Data items

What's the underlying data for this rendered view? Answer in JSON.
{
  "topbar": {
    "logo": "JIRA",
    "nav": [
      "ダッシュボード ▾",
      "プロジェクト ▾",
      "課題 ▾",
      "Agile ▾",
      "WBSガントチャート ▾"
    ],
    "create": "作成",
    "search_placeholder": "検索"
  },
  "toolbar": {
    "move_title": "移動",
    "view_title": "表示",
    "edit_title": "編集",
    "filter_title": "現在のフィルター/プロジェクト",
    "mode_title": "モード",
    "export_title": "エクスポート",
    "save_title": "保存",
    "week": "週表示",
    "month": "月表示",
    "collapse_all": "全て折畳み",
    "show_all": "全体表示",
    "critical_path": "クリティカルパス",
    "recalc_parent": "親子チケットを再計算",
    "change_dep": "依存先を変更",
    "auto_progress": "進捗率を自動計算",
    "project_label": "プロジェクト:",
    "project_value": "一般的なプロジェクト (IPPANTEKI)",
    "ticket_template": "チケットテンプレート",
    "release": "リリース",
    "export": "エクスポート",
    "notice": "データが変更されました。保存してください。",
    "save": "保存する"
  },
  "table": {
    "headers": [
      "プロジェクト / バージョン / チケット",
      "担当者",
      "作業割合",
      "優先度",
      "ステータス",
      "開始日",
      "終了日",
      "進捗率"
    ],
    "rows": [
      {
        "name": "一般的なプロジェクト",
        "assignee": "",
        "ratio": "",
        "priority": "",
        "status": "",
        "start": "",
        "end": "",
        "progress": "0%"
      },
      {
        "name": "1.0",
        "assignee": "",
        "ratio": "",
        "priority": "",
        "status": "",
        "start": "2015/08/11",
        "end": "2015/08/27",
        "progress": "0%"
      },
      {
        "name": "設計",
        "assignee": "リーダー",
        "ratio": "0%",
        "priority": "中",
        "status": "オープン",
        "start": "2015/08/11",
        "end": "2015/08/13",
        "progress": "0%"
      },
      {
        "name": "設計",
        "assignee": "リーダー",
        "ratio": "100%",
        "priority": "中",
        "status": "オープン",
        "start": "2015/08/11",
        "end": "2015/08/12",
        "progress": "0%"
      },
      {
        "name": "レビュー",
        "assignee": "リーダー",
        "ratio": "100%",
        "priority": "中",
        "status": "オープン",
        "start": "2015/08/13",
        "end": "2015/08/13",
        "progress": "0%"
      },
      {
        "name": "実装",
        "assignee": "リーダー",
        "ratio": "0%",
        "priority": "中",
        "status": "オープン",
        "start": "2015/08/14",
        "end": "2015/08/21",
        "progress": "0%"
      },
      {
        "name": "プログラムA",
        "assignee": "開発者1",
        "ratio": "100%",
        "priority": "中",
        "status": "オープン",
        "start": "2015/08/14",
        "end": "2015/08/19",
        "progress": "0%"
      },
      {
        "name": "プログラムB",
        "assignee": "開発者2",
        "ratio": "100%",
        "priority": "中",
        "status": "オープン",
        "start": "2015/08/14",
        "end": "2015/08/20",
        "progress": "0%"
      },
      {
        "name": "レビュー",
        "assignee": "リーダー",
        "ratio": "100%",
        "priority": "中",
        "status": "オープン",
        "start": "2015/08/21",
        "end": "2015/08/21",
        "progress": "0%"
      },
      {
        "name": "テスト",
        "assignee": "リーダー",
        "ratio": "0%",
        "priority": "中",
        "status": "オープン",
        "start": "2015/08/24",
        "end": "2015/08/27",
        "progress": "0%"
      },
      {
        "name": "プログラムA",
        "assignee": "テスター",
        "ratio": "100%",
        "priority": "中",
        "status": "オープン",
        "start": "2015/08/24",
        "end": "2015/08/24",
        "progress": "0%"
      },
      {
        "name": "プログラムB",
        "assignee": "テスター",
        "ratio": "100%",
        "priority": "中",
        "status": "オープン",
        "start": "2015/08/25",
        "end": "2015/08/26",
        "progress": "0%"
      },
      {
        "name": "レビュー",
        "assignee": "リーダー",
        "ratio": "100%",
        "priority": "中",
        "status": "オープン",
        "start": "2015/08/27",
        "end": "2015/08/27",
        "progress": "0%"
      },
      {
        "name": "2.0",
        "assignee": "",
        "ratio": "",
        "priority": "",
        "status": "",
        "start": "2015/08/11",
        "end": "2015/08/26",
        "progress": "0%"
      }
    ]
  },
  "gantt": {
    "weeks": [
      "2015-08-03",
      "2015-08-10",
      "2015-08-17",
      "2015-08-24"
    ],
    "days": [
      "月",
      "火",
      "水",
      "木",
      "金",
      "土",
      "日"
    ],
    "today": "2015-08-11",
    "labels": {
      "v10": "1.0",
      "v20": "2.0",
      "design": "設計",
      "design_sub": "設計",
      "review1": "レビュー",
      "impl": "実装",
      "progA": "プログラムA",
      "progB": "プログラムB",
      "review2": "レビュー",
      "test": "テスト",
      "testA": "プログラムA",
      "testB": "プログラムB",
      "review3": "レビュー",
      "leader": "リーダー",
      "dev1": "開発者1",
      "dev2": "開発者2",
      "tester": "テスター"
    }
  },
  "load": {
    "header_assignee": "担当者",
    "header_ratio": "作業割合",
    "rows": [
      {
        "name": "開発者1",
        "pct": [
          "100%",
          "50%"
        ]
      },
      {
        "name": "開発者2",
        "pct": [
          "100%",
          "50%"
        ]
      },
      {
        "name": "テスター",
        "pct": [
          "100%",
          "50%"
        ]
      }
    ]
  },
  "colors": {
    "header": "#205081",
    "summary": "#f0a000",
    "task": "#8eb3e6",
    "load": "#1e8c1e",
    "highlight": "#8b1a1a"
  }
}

**What the task requires**
Transcribe the data. Leave every line exactly as it is.

**Worked solution**
What's the underlying data for this rendered view? Answer in JSON.
{
  "topbar": {
    "logo": "JIRA",
    "nav": [
      "ダッシュボード ▾",
      "プロジェクト ▾",
      "課題 ▾",
      "Agile ▾",
      "WBSガントチャート ▾"
    ],
    "create": "作成",
    "search_placeholder": "検索"
  },
  "toolbar": {
    "move_title": "移動",
    "view_title": "表示",
    "edit_title": "編集",
    "filter_title": "現在のフィルター/プロジェクト",
    "mode_title": "モード",
    "export_title": "エクスポート",
    "save_title": "保存",
    "week": "週表示",
    "month": "月表示",
    "collapse_all": "全て折畳み",
    "show_all": "全体表示",
    "critical_path": "クリティカルパス",
    "recalc_parent": "親子チケットを再計算",
    "change_dep": "依存先を変更",
    "auto_progress": "進捗率を自動計算",
    "project_label": "プロジェクト:",
    "project_value": "一般的なプロジェクト (IPPANTEKI)",
    "ticket_template": "チケットテンプレート",
    "release": "リリース",
    "export": "エクスポート",
    "notice": "データが変更されました。保存してください。",
    "save": "保存する"
  },
  "table": {
    "headers": [
      "プロジェクト / バージョン / チケット",
      "担当者",
      "作業割合",
      "優先度",
      "ステータス",
      "開始日",
      "終了日",
      "進捗率"
    ],
    "rows": [
      {
        "name": "一般的なプロジェクト",
        "assignee": "",
        "ratio": "",
        "priority": "",
        "status": "",
        "start": "",
        "end": "",
        "progress": "0%"
      },
      {
        "name": "1.0",
        "assignee": "",
        "ratio": "",
        "priority": "",
        "status": "",
        "start": "2015/08/11",
        "end": "2015/08/27",
        "progress": "0%"
      },
      {
        "name": "設計",
        "assignee": "リーダー",
        "ratio": "0%",
        "priority": "中",
        "status": "オープン",
        "start": "2015/08/11",
        "end": "2015/08/13",
        "progress": "0%"
      },
      {
        "name": "設計",
        "assignee": "リーダー",
        "ratio": "100%",
        "priority": "中",
        "status": "オープン",
        "start": "2015/08/11",
        "end": "2015/08/12",
        "progress": "0%"
      },
      {
        "name": "レビュー",
        "assignee": "リーダー",
        "ratio": "100%",
        "priority": "中",
        "status": "オープン",
        "start": "2015/08/13",
        "end": "2015/08/13",
        "progress": "0%"
      },
      {
        "name": "実装",
        "assignee": "リーダー",
        "ratio": "0%",
        "priority": "中",
        "status": "オープン",
        "start": "2015/08/14",
        "end": "2015/08/21",
        "progress": "0%"
      },
      {
        "name": "プログラムA",
        "assignee": "開発者1",
        "ratio": "100%",
        "priority": "中",
        "status": "オープン",
        "start": "2015/08/14",
        "end": "2015/08/19",
        "progress": "0%"
      },
      {
        "name": "プログラムB",
        "assignee": "開発者2",
        "ratio": "100%",
        "priority": "中",
        "status": "オープン",
        "start": "2015/08/14",
        "end": "2015/08/20",
        "progress": "0%"
      },
      {
        "name": "レビュー",
        "assignee": "リーダー",
        "ratio": "100%",
        "priority": "中",
        "status": "オープン",
        "start": "2015/08/21",
        "end": "2015/08/21",
        "progress": "0%"
      },
      {
        "name": "テスト",
        "assignee": "リーダー",
        "ratio": "0%",
        "priority": "中",
        "status": "オープン",
        "start": "2015/08/24",
        "end": "2015/08/27",
        "progress": "0%"
      },
      {
        "name": "プログラムA",
        "assignee": "テスター",
        "ratio": "100%",
        "priority": "中",
        "status": "オープン",
        "start": "2015/08/24",
        "end": "2015/08/24",
        "progress": "0%"
      },
      {
        "name": "プログラムB",
        "assignee": "テスター",
        "ratio": "100%",
        "priority": "中",
        "status": "オープン",
        "start": "2015/08/25",
        "end": "2015/08/26",
        "progress": "0%"
      },
      {
        "name": "レビュー",
        "assignee": "リーダー",
        "ratio": "100%",
        "priority": "中",
        "status": "オープン",
        "start": "2015/08/27",
        "end": "2015/08/27",
        "progress": "0%"
      },
      {
        "name": "2.0",
        "assignee": "",
        "ratio": "",
        "priority": "",
        "status": "",
        "start": "2015/08/11",
        "end": "2015/08/26",
        "progress": "0%"
      }
    ]
  },
  "gantt": {
    "weeks": [
      "2015-08-03",
      "2015-08-10",
      "2015-08-17",
      "2015-08-24"
    ],
    "days": [
      "月",
      "火",
      "水",
      "木",
      "金",
      "土",
      "日"
    ],
    "today": "2015-08-11",
    "labels": {
      "v10": "1.0",
      "v20": "2.0",
      "design": "設計",
      "design_sub": "設計",
      "review1": "レビュー",
      "impl": "実装",
      "progA": "プログラムA",
      "progB": "プログラムB",
      "review2": "レビュー",
      "test": "テスト",
      "testA": "プログラムA",
      "testB": "プログラムB",
      "review3": "レビュー",
      "leader": "リーダー",
      "dev1": "開発者1",
      "dev2": "開発者2",
      "tester": "テスター"
    }
  },
  "load": {
    "header_assignee": "担当者",
    "header_ratio": "作業割合",
    "rows": [
      {
        "name": "開発者1",
        "pct": [
          "100%",
          "50%"
        ]
      },
      {
        "name": "開発者2",
        "pct": [
          "100%",
          "50%"
        ]
      },
      {
        "name": "テスター",
        "pct": [
          "100%",
          "50%"
        ]
      }
    ]
  },
  "colors": {
    "header": "#205081",
    "summary": "#f0a000",
    "task": "#8eb3e6",
    "load": "#1e8c1e",
    "highlight": "#8b1a1a"
  }
}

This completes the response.